Extrait à lire

---*---

Comment gérer son propre malaise tout en restant à l’écoute du patient, qui peut parfois être aussi gêné par la situation ? Une pointe d’humour ou un recadrage pour se recentrer sur le soin peuvent suffire pour ôter tout caractère érotique à la scène. Quand le problème persiste et que l’on n’arrive pas à s’en sortir seule, il faut en parler à ses collègues. Bruno Py se souvient d’un résident d’Ehpad : « Un vieil homme un peu libidineux qui demandait aux soignantes de montrer leurs seins contre de l’argent. L’équipe et la directrice lui ont parlé mais, compte tenu de ses pulsions et pour éviter toute ambiguïté, il a été décidé que les professionnels devaient intervenir à deux. »

1- Auteur de La pudeur et le soin, Presses universitaires de Nancy, 2011 (une nouvelle édition est prévue courant 2018).

LES BONS RÉFLEXES

→ Recadrer en demandant au patient de cesser le comportement qui dérange, affirmer sa désapprobation et, si besoin, sortir de la chambre.

→ En parler à ses collègues et sa hiérarchie pour savoir si le comportement vise un professionnel en particulier et/ou se produit dans une situation précise. Essayer de comprendre ce qui se joue dans de tels comportements. Réfléchir en équipe aux solutions possibles.

→ Ne pas se retrouver seul (e) face à un patient « déviant », préférer si cela est possible une intervention en binôme.

→ Demander à un (e) collègue de prendre le relais.

→ Faire attention aux mots employés : dire par exemple à un résident d’Ehpad « On se déshabille et on va au lit » n’est pas la même chose que « Je vais vous aider à vous déshabiller ». La première formulation pourrait être interprétée comme une avance sexuelle.

→ Dédramatiser par l’humour.

---*---

Informations fournies
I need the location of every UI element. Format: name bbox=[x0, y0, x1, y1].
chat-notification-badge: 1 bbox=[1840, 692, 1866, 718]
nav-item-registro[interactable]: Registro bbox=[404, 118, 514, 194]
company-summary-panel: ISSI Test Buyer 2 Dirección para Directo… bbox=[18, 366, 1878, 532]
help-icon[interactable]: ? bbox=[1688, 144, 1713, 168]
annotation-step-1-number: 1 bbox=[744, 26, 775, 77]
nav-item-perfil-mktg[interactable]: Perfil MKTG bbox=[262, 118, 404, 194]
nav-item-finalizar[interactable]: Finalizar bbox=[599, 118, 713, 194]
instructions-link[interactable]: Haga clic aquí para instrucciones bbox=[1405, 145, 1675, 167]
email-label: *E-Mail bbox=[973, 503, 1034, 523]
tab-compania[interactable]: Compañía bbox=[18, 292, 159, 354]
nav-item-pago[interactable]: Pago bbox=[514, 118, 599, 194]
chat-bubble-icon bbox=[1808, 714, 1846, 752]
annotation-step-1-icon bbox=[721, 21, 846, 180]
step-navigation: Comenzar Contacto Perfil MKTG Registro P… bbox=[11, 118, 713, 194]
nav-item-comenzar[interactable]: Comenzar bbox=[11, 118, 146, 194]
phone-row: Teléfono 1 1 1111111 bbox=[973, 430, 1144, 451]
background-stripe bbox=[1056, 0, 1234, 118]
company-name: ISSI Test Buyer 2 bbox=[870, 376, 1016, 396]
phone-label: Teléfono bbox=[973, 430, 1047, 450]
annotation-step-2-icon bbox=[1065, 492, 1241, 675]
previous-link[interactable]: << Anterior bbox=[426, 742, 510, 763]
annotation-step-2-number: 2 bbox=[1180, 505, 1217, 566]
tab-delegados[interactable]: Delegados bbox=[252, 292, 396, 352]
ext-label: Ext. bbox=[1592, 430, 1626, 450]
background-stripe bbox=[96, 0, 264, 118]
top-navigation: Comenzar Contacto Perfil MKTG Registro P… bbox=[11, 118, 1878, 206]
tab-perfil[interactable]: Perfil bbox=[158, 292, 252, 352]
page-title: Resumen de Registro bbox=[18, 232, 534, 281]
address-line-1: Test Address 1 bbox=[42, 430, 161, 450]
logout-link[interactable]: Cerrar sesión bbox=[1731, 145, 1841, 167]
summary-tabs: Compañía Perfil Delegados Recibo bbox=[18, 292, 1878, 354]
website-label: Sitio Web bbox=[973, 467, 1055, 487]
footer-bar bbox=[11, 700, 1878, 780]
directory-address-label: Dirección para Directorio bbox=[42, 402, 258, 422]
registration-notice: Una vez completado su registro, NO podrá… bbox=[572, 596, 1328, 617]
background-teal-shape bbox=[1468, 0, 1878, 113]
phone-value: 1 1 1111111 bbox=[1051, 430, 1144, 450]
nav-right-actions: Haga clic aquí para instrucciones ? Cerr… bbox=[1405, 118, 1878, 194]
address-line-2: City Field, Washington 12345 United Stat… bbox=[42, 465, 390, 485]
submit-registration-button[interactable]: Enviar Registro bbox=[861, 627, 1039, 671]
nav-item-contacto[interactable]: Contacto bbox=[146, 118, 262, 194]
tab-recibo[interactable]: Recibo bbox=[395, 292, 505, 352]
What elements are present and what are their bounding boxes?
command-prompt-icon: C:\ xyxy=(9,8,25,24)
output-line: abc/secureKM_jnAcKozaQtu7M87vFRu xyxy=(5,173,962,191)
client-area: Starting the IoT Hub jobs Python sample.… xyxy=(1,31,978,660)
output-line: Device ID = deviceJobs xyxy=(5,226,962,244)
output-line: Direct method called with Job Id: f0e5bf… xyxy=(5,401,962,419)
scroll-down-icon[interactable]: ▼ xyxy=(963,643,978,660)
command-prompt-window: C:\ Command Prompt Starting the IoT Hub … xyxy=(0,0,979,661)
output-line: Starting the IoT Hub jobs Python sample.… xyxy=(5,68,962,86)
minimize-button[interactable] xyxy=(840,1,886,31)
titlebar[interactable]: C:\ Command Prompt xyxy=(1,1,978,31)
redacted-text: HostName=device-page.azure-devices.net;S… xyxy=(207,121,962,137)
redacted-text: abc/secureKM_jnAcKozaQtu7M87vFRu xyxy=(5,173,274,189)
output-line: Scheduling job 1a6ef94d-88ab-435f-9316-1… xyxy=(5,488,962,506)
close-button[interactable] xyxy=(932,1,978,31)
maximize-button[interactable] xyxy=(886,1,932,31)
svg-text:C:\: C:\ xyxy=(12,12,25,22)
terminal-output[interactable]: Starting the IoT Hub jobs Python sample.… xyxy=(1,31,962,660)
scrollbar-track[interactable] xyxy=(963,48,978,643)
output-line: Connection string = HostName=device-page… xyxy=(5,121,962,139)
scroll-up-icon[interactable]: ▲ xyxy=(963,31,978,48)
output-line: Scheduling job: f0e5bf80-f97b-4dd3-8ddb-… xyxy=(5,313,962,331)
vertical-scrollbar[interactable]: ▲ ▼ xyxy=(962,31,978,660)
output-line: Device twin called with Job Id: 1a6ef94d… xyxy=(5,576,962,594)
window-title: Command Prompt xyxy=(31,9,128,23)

---*---

Liste des activités
a - Dans le texte sur le malaise des soignants, quelle décision a été prise au sujet du résident d'Ehpad évoqué par Bruno Py ?
b - Recopiez fidèlement le passage du texte sur le malaise des soignants qui va de « LES BONS RÉFLEXES » à « aux solutions possibles. ».
c - Rédigez la suite du texte sur le malaise des soignants, à partir de l'endroit où il s'arrête.

Réponses par activité
a - Il a été décidé que les professionnels devaient intervenir à deux.

b -
LES BONS RÉFLEXES

→ Recadrer en demandant au patient de cesser le comportement qui dérange, affirmer sa désapprobation et, si besoin, sortir de la chambre.

→ En parler à ses collègues et sa hiérarchie pour savoir si le comportement vise un professionnel en particulier et/ou se produit dans une situation précise. Essayer de comprendre ce qui se joue dans de tels comportements. Réfléchir en équipe aux solutions possibles.

c -
Question plutôt taboue

→ Sujet délicat, la pudeur dans le soin est, le plus souvent, abordée sous l’angle des patients. Malaise de se retrouver nu face à un professionnel de santé, gêne de devoir porter la fameuse blouse d’hôpital laissant entrevoir une partie de son anatomie, partage parfois embarrassant de la chambre avec un autre patient… Le droit à l’intimité est pourtant inscrit dans la loi du 4 mars 2002 sur le droit des malades(1), il figure également dans la charte de la personne hospitalisée. Mais il existe très peu d’écrits et de réflexions sur la pudeur vue du côté des soignants. Alain Giami, directeur de recherche à l’Inserm, a réalisé l’une des rares études sur le sujet. Intitulée « La place de la sexualité dans le travail infirmier, l’érotisation de la relation de soin », elle donnait la parole à une soixantaine de soignantes. À travers une multitude d’anecdotes, on mesurait à quel point le fantasme sexuel de l’infirmière perdurait, mettant à mal les soignantes très peu formées sur ces questions. Il semblerait que les choses n’aient guère évolué.

1- bit.ly/2kTBN0K

Et si on parle d’amour ?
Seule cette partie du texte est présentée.